Data extracted from a collection:
------------------------

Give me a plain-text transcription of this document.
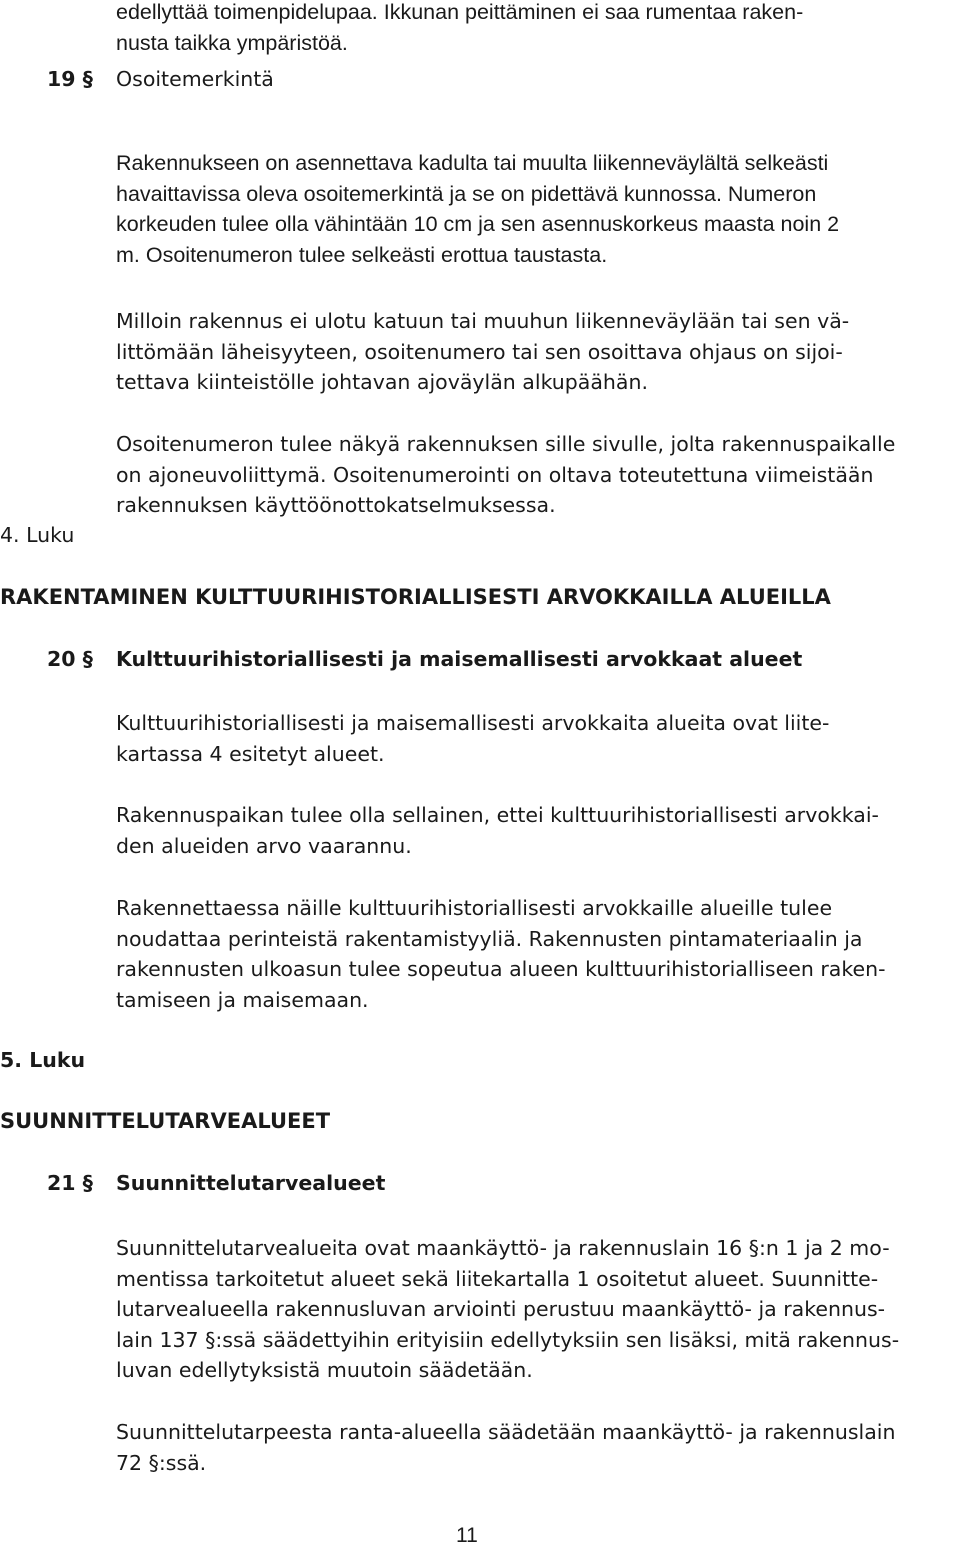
edellyttää toimenpidelupaa. Ikkunan peittäminen ei saa rumentaa raken-
nusta taikka ympäristöä.
19 § Osoitemerkintä
Rakennukseen on asennettava kadulta tai muulta liikenneväylältä selkeästi
havaittavissa oleva osoitemerkintä ja se on pidettävä kunnossa. Numeron
korkeuden tulee olla vähintään 10 cm ja sen asennuskorkeus maasta noin 2
m. Osoitenumeron tulee selkeästi erottua taustasta.
Milloin rakennus ei ulotu katuun tai muuhun liikenneväylään tai sen vä-
littömään läheisyyteen, osoitenumero tai sen osoittava ohjaus on sijoi-
tettava kiinteistölle johtavan ajoväylän alkupäähän.
Osoitenumeron tulee näkyä rakennuksen sille sivulle, jolta rakennuspaikalle
on ajoneuvoliittymä. Osoitenumerointi on oltava toteutettuna viimeistään
rakennuksen käyttöönottokatselmuksessa.
4. Luku
RAKENTAMINEN KULTTUURIHISTORIALLISESTI ARVOKKAILLA ALUEILLA
20 § Kulttuurihistoriallisesti ja maisemallisesti arvokkaat alueet
Kulttuurihistoriallisesti ja maisemallisesti arvokkaita alueita ovat liite-
kartassa 4 esitetyt alueet.
Rakennuspaikan tulee olla sellainen, ettei kulttuurihistoriallisesti arvokkai-
den alueiden arvo vaarannu.
Rakennettaessa näille kulttuurihistoriallisesti arvokkaille alueille tulee
noudattaa perinteistä rakentamistyyliä. Rakennusten pintamateriaalin ja
rakennusten ulkoasun tulee sopeutua alueen kulttuurihistorialliseen raken-
tamiseen ja maisemaan.
5. Luku
SUUNNITTELUTARVEALUEET
21 § Suunnittelutarvealueet
Suunnittelutarvealueita ovat maankäyttö- ja rakennuslain 16 §:n 1 ja 2 mo-
mentissa tarkoitetut alueet sekä liitekartalla 1 osoitetut alueet. Suunnitte-
lutarvealueella rakennusluvan arviointi perustuu maankäyttö- ja rakennus-
lain 137 §:ssä säädettyihin erityisiin edellytyksiin sen lisäksi, mitä rakennus-
luvan edellytyksistä muutoin säädetään.
Suunnittelutarpeesta ranta-alueella säädetään maankäyttö- ja rakennuslain
72 §:ssä.
11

------------------------

**Set exercise:** Work out how many lines in the records above hold the string "maisemallisesti", then give only that count.

**Written response:** 2